### Source text
○ ○ ○ ○ ○

Getting Started
  • 25 Oct 2024
  • 7 Minutes to read
  • Contributors
  • Dark
    Light

Getting Started

  • Dark
    Light

Article summary

To begin using DataBee, follow the steps mentioned in the Preliminary Deployment section below.

Preliminary Deployment

Overview

This section will walk you through the preliminary deployment process for setting up your cloud infrastructure. We will cover the necessary actions you need to take, including selecting an AWS region, choosing a subdomain name and email for your local admin account, and the expected next steps to be followed.

Timeline

The expected timeline for this deployment process is approximately one week.

What we need

  • Pick AWS region- When selecting an AWS region for your cloud infrastructure, you can choose from the following options.

Region

Location

us-east-1

North Virginia, US

us-east-2

Ohio, US

us-west-1

Northern California, US

us-west-2

Oregon, US

ap-southeast-2

Sydney, Australia

eu-central-1

Frankfurt, Germany

eu-west-1

Ireland, Europe

  • Subdomain name- any subdomain name of your choice, such as acme.databee.buzz

  • Email- Provide an email address for the initial local admin account. This will be the primary account to which we will send important emails regarding your cloud infrastructure.

  • Customer Name- you can provide the name of your organization.

What you should expect

After the preliminary deployment process is complete, you can expect to receive an email with login credentials and a link to access your instance. This email will be sent to the email address provided for the initial local admin account.

Expected next steps

Setup SSO- you will need the SAML meta file to set up single sign-on for your users.

Snowflake setup- the setup script provided below will help you configure Snowflake for your cloud infrastructure.

○ ○ ○ ○ ○

### Exercise inputs
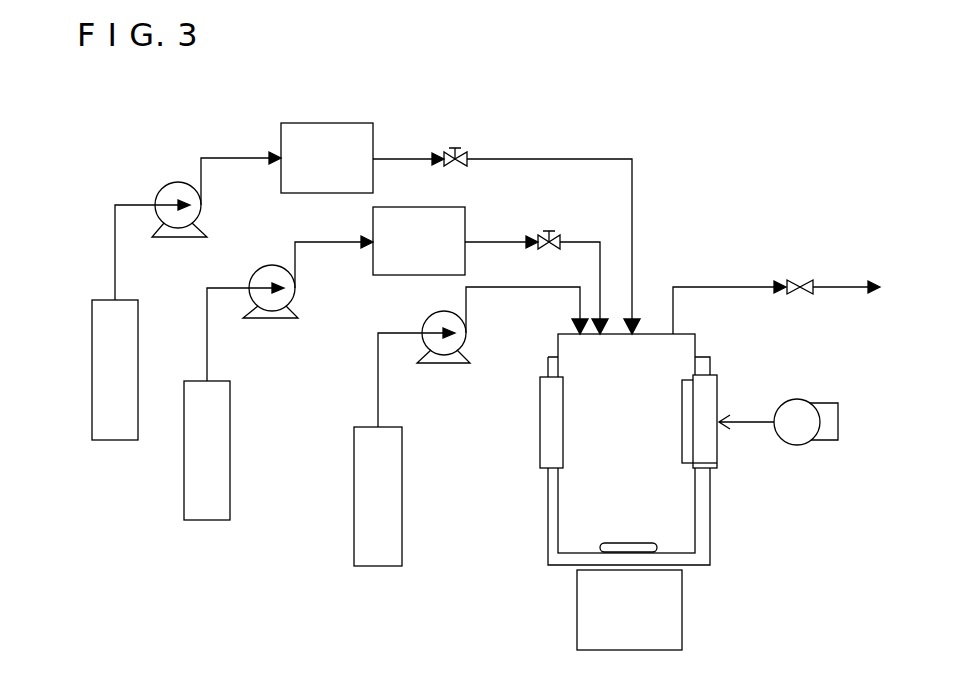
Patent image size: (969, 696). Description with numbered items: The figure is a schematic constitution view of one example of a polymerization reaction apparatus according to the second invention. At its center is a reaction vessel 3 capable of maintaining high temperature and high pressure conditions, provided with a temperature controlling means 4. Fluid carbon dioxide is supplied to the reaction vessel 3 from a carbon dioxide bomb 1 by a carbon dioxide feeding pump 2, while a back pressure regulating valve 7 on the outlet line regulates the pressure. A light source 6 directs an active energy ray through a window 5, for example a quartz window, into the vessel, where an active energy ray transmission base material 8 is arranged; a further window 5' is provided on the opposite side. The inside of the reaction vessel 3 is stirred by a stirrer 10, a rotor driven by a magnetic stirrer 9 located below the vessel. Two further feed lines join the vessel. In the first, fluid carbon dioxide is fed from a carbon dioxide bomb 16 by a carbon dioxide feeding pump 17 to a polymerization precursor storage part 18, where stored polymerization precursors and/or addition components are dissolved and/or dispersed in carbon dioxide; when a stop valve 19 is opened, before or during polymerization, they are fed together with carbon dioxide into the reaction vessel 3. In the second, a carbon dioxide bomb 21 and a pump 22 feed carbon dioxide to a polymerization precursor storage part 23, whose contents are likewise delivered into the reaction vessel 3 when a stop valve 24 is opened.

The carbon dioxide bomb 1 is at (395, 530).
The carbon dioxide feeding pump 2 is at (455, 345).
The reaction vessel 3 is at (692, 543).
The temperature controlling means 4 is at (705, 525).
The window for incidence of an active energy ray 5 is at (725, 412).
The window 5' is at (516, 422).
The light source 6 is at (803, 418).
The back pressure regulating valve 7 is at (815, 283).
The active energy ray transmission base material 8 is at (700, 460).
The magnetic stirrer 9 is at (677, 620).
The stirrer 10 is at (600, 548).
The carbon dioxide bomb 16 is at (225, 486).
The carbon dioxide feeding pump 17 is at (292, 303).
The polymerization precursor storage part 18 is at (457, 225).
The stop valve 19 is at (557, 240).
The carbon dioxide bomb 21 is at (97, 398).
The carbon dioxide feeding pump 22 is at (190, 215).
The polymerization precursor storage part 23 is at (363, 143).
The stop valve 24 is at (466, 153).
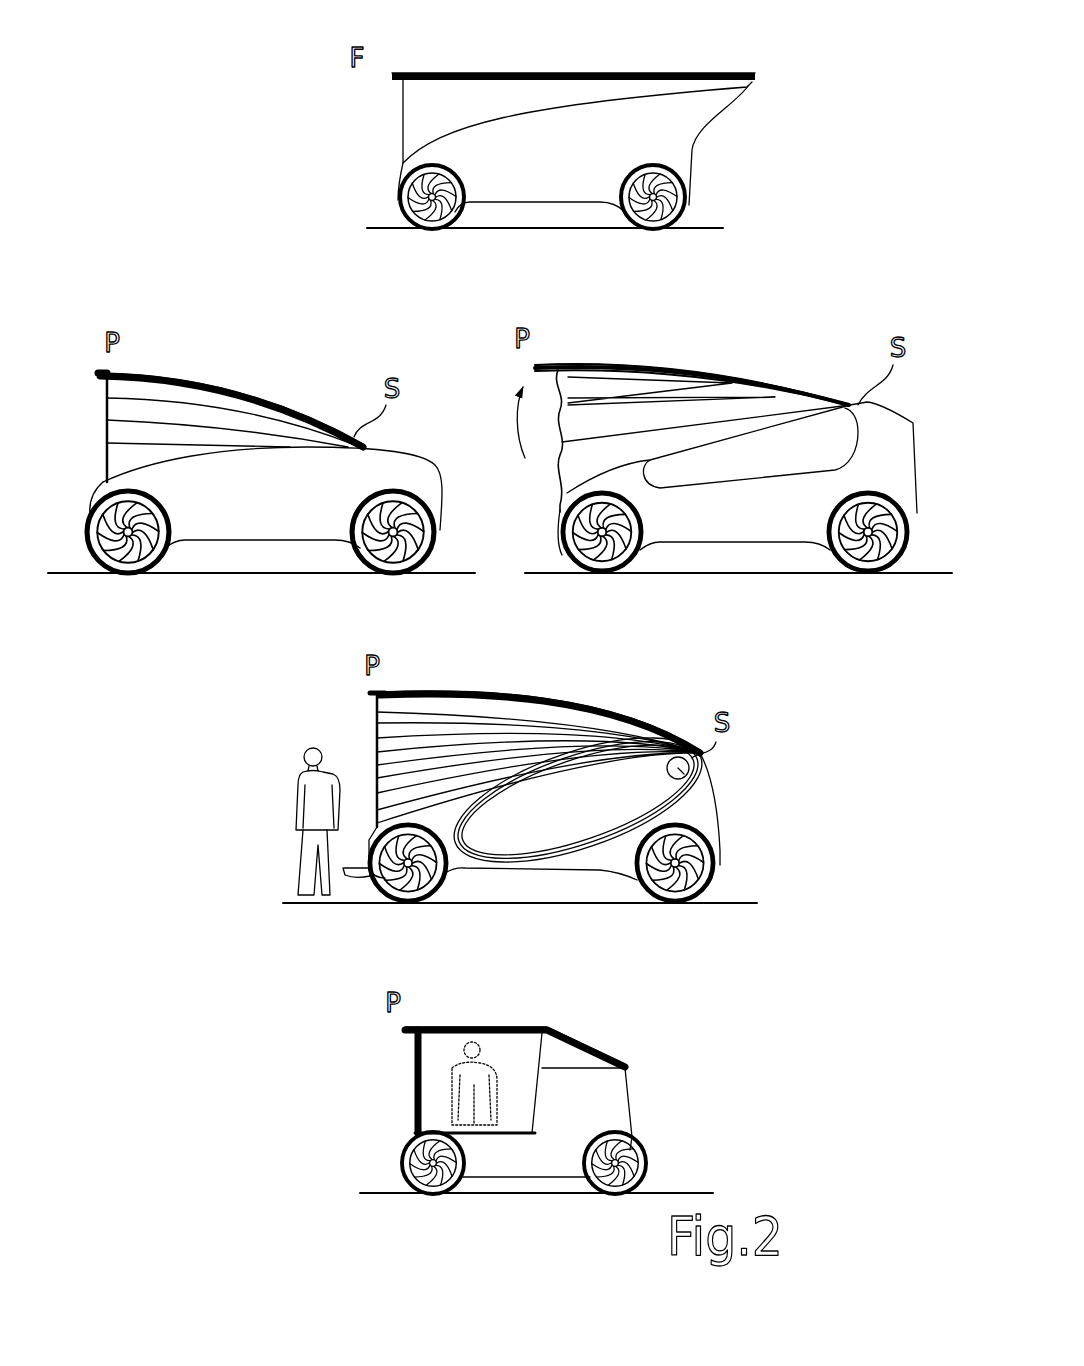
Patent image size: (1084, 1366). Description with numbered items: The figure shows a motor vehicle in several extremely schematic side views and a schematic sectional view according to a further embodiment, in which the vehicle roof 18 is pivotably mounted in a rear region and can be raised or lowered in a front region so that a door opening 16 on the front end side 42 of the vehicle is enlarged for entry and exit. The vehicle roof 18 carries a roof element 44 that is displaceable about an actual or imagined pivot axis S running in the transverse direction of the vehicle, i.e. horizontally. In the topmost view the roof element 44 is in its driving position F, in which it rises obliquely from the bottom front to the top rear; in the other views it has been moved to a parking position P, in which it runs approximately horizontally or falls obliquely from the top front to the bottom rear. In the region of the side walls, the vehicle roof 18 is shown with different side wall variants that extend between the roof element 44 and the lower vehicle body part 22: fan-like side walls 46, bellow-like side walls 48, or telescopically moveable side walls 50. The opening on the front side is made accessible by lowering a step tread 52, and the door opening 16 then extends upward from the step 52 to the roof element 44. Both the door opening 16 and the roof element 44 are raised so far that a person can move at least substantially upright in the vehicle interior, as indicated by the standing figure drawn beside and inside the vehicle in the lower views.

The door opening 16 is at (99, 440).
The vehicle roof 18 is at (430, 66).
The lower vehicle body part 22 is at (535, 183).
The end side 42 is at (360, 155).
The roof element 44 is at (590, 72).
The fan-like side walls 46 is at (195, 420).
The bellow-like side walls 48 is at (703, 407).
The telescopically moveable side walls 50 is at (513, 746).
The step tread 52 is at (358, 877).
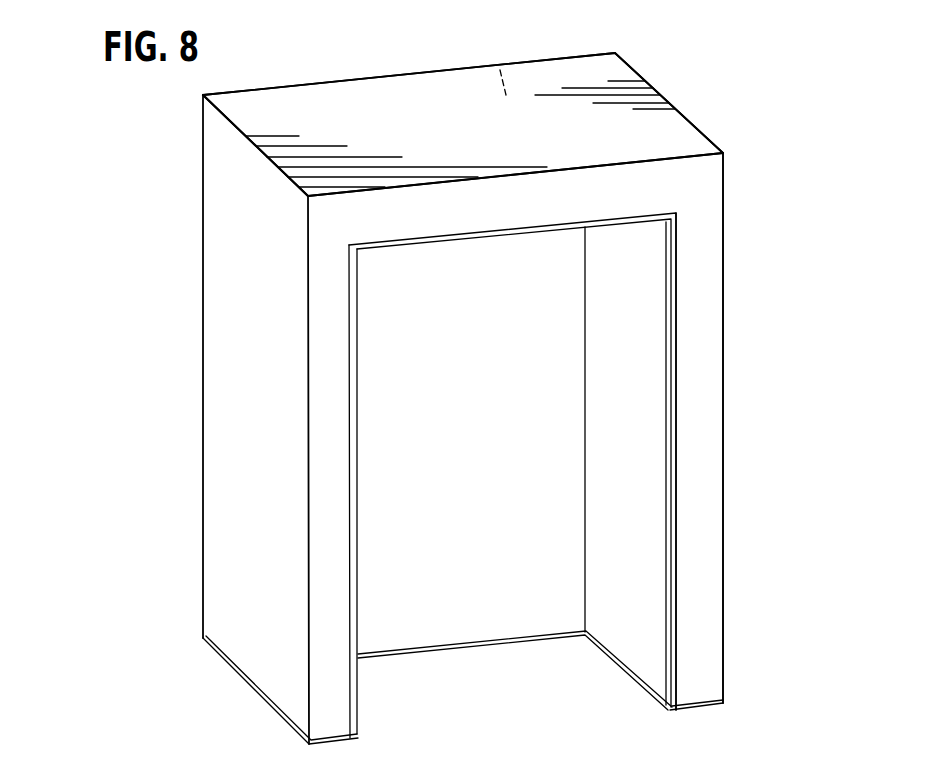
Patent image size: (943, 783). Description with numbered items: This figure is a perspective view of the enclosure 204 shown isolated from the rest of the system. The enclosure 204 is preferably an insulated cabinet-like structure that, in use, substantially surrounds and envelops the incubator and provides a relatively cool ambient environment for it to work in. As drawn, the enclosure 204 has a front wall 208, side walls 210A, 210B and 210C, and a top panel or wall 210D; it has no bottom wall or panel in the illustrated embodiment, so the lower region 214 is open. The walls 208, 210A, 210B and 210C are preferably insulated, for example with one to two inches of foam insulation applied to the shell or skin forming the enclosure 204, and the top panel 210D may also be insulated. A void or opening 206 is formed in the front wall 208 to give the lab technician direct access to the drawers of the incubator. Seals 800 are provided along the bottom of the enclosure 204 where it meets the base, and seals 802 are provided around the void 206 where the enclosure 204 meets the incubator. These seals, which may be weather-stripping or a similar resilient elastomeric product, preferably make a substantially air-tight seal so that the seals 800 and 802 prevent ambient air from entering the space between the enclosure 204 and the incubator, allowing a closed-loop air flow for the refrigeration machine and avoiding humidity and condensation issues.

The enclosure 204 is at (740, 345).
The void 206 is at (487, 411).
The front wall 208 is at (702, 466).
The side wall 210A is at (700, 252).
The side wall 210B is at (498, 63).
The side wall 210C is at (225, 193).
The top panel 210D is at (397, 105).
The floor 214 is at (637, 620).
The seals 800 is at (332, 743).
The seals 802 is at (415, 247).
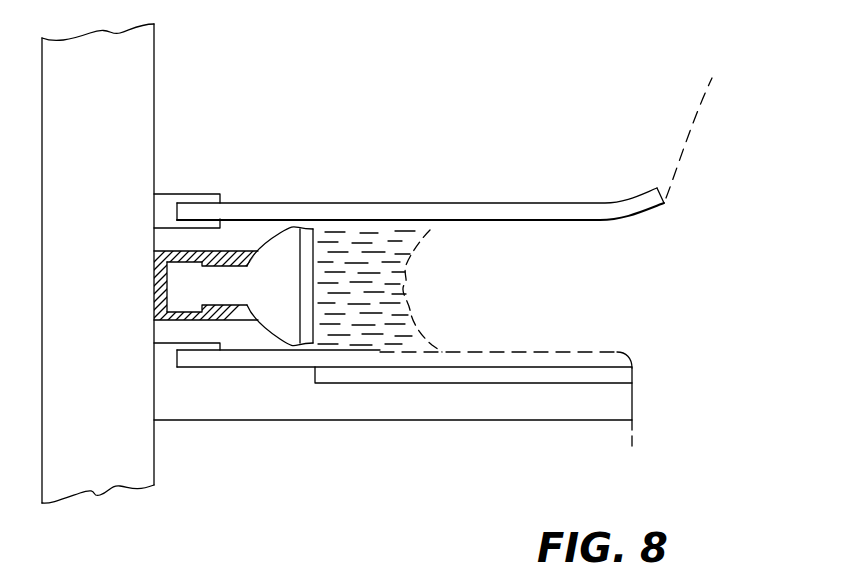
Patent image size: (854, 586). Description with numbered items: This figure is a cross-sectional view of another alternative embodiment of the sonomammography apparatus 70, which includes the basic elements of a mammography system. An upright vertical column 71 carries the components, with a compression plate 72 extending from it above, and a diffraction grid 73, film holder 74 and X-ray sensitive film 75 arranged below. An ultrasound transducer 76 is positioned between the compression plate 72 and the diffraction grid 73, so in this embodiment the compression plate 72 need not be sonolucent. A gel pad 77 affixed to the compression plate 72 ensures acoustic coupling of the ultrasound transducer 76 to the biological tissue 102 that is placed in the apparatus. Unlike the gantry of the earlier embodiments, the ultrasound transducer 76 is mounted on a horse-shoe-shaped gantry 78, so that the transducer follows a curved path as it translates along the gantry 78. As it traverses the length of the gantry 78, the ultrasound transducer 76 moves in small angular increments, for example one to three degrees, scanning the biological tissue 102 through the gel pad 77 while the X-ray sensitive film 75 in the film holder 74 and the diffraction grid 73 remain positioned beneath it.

○ ○ ○ ○ ○

### Things to do
• a. Substitute "schematic structural view" for "schematic constitution view" in the entries, running from the first line of the entries through the line holding "The temperature controlling", both included, and write those lines out again with nothing else changed. Leave the pictures out of your answer.
• b. Pick up the DataBee getting-started guide after its final sentence and keep writing it.

### Responses by task
• a.
Patent image size: (969, 696). Description with numbered items: The figure is a schematic structural view of one example of a polymerization reaction apparatus according to the second invention. At its center is a reaction vessel 3 capable of maintaining high temperature and high pressure conditions, provided with a temperature controlling means 4. Fluid carbon dioxide is supplied to the reaction vessel 3 from a carbon dioxide bomb 1 by a carbon dioxide feeding pump 2, while a back pressure regulating valve 7 on the outlet line regulates the pressure. A light source 6 directs an active energy ray through a window 5, for example a quartz window, into the vessel, where an active energy ray transmission base material 8 is arranged; a further window 5' is provided on the opposite side. The inside of the reaction vessel 3 is stirred by a stirrer 10, a rotor driven by a magnetic stirrer 9 located below the vessel. Two further feed lines join the vessel. In the first, fluid carbon dioxide is fed from a carbon dioxide bomb 16 by a carbon dioxide feeding pump 17 to a polymerization precursor storage part 18, where stored polymerization precursors and/or addition components are dissolved and/or dispersed in carbon dioxide; when a stop valve 19 is opened, before or during polymerization, they are fed together with carbon dioxide into the reaction vessel 3. In the second, a carbon dioxide bomb 21 and a pump 22 feed carbon dioxide to a polymerization precursor storage part 23, whose contents are likewise delivered into the reaction vessel 3 when a stop valve 24 is opened.

The carbon dioxide bomb 1 is at (395, 530).
The carbon dioxide feeding pump 2 is at (455, 345).
The reaction vessel 3 is at (692, 543).
The temperature controlling means 4 is at (705, 525).

• b.
Snowflake Direct Connect

Note: Network policies defer between customers and how their architecture is set up. You may need to apply a network policy allowing DataBee to talk to your Snowflake instance. For a list of IP addresses that need to be whitelisted, contact DataBee Support or reach out to your Technical Account Manager.

To learn more about configuring the Snowflake Network Policy, see https://docs.snowflake.com/en/sql-reference/sql/create-network-policy

Key Pair Setup

DataBee connects to Snowflake using a secure key-pair authentication mechanism. Before configuring your Snowflake environment, you will need to generate a key pair for the connection. This 2-step process generates a private encrypted key and a public key. To generate the private key you can run the following openssl command:

openssl genrsa 2048 | openssl pkcs8 -topk8 -v2 des3 -inform PEM -out rsa_key.p8

Private Key Password

This command will ask you to setup a password to protect the private key. DO NOT LOSE this password or you will be unable to complete the Snowflake connection.

To generate the public key that matches the private key created above you can use this openssl command:

openssl rsa -in rsa_key.p8 -pubout -out rsa_key.pub

Password Input

This command requests the same password you used to create the private key.

You will use this public key when setting up the user in Snowflake and the private key and password when connecting in the DataBee UI. More details on key-pair authentication with Snowflake can be found here.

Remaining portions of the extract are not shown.